### Exercise prompt
This task calls for copying every line of the records that includes the word "randomized".

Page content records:
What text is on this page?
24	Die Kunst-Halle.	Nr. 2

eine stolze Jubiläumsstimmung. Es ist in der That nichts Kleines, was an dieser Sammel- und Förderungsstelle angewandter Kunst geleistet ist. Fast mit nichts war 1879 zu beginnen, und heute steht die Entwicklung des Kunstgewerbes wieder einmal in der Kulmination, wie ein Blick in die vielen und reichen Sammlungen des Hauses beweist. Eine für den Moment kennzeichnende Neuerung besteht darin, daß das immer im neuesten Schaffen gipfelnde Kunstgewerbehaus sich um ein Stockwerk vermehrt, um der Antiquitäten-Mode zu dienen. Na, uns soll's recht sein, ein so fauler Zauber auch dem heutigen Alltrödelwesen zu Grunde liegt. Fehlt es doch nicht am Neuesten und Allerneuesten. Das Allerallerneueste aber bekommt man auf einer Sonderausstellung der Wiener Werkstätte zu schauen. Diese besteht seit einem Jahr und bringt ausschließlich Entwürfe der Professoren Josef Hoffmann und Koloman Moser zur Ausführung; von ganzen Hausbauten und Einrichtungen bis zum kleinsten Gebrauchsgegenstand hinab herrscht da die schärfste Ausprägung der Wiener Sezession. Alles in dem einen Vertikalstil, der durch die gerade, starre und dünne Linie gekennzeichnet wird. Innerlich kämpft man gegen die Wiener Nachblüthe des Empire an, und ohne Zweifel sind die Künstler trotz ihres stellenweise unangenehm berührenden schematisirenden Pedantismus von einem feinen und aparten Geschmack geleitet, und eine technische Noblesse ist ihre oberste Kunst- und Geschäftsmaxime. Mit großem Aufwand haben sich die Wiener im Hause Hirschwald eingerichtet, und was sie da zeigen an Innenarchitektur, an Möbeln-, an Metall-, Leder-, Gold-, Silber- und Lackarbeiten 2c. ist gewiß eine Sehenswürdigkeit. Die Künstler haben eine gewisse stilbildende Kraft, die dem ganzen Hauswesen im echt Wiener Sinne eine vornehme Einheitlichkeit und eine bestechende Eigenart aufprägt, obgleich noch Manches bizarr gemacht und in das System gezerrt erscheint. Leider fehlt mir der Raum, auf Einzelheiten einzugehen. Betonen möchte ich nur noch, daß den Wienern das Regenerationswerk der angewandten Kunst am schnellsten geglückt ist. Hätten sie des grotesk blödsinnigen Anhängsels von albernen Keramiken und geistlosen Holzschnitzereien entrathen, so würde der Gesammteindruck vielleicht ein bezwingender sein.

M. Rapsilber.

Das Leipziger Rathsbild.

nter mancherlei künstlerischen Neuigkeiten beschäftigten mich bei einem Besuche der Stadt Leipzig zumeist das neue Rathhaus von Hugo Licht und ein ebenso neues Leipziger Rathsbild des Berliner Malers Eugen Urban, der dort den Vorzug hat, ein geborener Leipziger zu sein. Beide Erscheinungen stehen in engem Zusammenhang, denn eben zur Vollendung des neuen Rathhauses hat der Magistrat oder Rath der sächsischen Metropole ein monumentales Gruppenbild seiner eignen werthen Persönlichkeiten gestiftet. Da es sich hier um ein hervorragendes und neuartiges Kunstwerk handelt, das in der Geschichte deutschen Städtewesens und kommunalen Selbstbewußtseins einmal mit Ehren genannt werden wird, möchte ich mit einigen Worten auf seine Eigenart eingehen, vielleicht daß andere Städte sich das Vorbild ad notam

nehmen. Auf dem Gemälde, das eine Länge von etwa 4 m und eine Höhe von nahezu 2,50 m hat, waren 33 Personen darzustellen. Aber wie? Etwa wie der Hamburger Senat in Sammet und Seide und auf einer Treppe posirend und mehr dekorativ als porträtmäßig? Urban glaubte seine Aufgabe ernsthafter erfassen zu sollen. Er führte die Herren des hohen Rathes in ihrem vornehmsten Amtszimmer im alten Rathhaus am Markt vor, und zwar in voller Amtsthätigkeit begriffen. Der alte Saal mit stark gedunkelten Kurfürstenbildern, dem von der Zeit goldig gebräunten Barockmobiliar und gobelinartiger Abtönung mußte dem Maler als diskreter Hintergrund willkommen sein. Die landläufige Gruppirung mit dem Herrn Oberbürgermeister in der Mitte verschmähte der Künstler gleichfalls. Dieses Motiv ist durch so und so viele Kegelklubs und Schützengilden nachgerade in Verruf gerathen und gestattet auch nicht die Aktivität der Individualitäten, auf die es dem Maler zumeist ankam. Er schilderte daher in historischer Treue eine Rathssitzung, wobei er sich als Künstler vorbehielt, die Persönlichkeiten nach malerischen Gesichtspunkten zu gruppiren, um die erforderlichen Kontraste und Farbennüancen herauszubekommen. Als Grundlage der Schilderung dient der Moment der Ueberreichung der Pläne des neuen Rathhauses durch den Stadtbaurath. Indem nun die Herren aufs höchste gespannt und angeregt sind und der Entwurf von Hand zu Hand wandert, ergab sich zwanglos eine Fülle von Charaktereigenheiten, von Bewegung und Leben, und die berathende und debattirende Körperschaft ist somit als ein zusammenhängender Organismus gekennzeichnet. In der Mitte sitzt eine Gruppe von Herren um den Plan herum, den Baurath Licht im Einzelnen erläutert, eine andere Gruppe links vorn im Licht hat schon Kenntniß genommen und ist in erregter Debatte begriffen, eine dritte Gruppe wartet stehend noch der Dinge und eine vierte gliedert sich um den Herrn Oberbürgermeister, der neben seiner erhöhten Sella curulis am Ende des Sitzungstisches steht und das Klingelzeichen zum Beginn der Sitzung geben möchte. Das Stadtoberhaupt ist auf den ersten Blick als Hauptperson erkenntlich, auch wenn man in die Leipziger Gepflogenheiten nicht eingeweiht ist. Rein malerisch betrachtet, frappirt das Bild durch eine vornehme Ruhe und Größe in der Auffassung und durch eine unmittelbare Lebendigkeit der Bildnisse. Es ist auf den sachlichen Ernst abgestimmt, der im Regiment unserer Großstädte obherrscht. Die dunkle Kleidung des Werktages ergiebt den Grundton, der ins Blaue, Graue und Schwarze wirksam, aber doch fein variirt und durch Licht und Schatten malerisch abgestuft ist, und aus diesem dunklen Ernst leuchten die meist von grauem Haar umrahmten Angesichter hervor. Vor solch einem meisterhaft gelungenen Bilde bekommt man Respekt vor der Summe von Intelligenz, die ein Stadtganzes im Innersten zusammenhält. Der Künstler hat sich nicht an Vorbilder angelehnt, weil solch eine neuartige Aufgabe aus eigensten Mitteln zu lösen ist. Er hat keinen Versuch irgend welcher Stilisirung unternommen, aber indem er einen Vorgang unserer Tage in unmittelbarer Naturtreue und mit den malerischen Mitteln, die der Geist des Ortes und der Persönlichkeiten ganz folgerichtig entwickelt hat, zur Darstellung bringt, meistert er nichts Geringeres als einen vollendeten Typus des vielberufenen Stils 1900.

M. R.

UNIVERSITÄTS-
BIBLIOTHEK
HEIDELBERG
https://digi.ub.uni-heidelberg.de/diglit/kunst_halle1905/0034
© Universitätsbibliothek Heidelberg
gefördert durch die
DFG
==
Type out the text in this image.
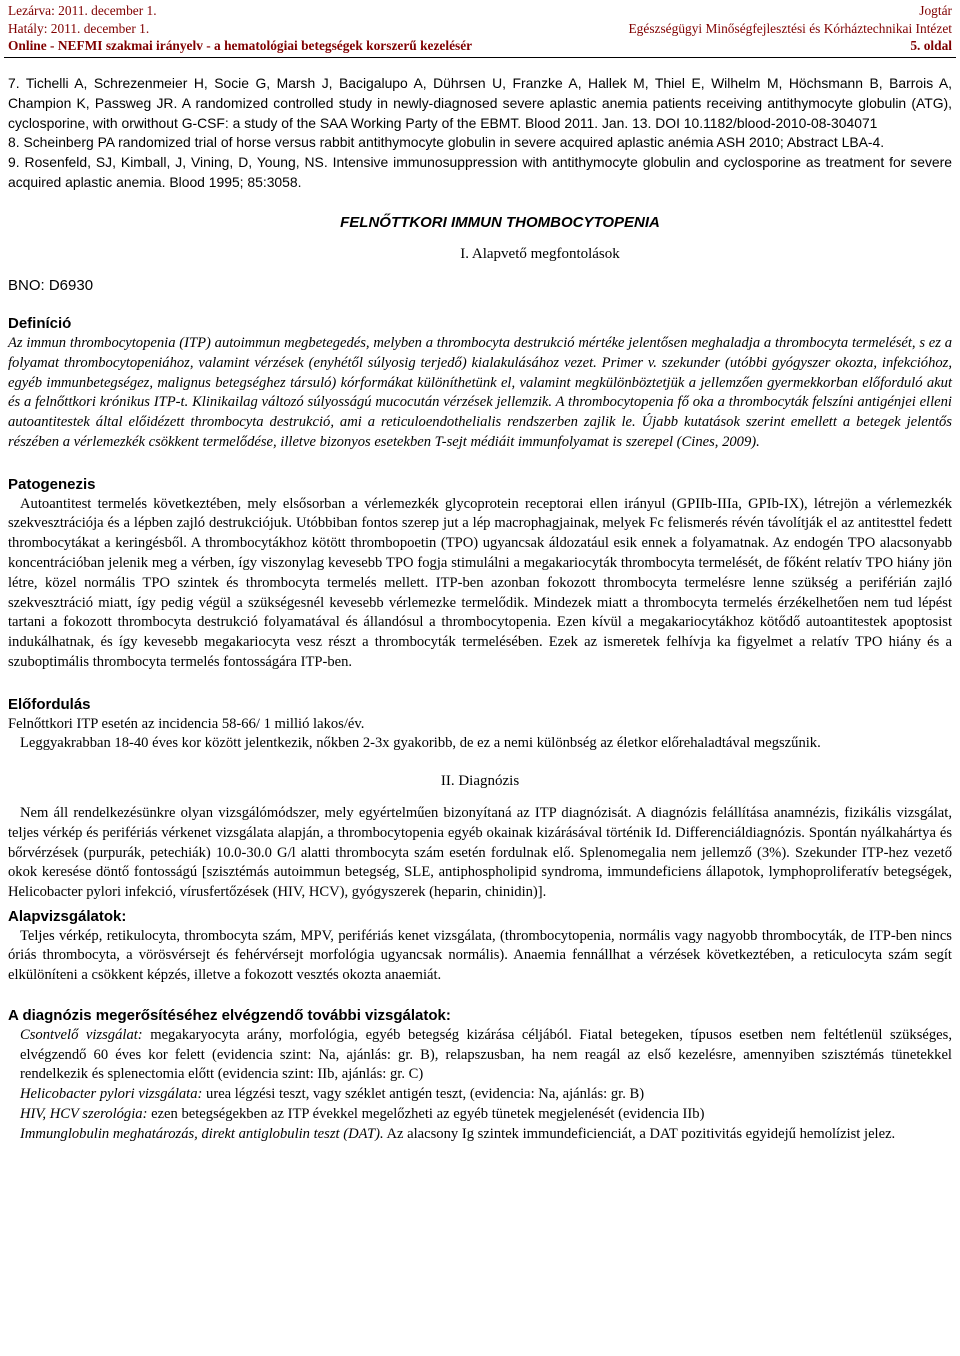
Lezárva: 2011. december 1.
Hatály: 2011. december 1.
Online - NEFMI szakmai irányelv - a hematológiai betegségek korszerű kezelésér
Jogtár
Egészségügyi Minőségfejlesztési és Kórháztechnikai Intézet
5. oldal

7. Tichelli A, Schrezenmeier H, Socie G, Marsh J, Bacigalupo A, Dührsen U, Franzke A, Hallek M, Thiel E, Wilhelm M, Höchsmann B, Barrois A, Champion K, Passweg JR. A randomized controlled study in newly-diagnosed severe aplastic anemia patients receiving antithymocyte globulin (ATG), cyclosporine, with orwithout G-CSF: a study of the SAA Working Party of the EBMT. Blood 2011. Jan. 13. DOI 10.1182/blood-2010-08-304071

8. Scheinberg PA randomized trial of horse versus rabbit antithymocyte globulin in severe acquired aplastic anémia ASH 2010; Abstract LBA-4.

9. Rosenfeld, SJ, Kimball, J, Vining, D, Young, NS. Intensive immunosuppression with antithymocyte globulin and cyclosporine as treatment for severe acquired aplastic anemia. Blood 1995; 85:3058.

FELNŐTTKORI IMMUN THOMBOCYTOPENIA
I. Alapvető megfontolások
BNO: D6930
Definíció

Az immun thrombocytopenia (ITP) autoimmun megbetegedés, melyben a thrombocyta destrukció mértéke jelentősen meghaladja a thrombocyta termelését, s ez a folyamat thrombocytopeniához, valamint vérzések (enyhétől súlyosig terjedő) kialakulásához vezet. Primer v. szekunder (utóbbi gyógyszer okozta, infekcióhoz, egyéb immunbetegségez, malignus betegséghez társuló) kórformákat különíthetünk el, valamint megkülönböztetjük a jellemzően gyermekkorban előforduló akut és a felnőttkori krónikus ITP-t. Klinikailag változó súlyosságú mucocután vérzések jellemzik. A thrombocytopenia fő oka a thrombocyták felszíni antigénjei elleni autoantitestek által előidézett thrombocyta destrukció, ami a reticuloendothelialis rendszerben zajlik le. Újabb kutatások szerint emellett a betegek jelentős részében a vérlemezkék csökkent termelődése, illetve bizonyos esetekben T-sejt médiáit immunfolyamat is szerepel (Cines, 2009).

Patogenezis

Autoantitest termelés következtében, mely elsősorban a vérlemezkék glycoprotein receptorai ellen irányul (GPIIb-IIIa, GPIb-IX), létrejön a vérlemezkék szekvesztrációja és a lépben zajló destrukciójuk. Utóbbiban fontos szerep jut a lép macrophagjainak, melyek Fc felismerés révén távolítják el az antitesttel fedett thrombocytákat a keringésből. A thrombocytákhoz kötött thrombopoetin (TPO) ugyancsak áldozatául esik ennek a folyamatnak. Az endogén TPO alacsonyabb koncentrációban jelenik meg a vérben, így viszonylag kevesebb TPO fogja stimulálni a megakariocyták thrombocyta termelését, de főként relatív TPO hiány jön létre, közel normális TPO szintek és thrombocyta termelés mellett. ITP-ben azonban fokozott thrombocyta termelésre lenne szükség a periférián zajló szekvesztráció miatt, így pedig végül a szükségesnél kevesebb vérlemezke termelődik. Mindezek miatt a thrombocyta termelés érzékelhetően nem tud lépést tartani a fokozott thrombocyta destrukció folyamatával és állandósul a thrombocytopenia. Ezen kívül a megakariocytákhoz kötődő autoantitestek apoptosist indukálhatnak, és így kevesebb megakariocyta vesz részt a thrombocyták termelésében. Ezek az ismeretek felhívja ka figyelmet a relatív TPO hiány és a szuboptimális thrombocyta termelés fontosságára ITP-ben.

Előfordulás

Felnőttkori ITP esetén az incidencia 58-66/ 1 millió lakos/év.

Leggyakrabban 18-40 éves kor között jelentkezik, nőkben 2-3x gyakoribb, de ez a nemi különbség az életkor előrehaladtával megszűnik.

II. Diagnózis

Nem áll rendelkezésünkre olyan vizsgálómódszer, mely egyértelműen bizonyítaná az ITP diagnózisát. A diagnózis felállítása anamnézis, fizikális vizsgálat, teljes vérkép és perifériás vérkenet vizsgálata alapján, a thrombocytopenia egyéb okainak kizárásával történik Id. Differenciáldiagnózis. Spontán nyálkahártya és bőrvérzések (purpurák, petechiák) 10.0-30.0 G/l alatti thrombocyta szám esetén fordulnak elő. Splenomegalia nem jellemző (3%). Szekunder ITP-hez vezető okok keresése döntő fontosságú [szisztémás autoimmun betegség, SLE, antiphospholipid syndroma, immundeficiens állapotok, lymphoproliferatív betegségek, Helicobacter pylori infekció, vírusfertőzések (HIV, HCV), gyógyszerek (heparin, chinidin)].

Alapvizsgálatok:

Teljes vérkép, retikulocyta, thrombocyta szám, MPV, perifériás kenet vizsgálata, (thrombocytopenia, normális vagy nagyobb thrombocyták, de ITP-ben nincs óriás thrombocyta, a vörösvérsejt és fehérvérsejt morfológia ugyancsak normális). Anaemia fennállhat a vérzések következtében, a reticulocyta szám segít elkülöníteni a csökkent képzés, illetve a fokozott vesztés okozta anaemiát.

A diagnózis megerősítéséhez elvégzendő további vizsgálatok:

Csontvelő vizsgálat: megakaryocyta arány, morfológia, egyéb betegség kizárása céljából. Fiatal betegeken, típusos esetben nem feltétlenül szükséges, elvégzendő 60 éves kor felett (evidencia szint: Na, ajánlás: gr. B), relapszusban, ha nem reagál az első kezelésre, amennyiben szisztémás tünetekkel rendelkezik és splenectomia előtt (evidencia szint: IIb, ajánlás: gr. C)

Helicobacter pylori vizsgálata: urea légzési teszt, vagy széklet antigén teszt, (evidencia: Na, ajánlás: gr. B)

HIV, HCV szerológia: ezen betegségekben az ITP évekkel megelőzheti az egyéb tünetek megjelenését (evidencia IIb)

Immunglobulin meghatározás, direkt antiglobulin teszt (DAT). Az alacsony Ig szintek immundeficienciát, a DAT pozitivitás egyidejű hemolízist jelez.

### Result below
7. Tichelli A, Schrezenmeier H, Socie G, Marsh J, Bacigalupo A, Dührsen U, Franzke A, Hallek M, Thiel E, Wilhelm M, Höchsmann B, Barrois A, Champion K, Passweg JR. A randomized controlled study in newly-diagnosed severe aplastic anemia patients receiving antithymocyte globulin (ATG), cyclosporine, with orwithout G-CSF: a study of the SAA Working Party of the EBMT. Blood 2011. Jan. 13. DOI 10.1182/blood-2010-08-304071
8. Scheinberg PA randomized trial of horse versus rabbit antithymocyte globulin in severe acquired aplastic anémia ASH 2010; Abstract LBA-4.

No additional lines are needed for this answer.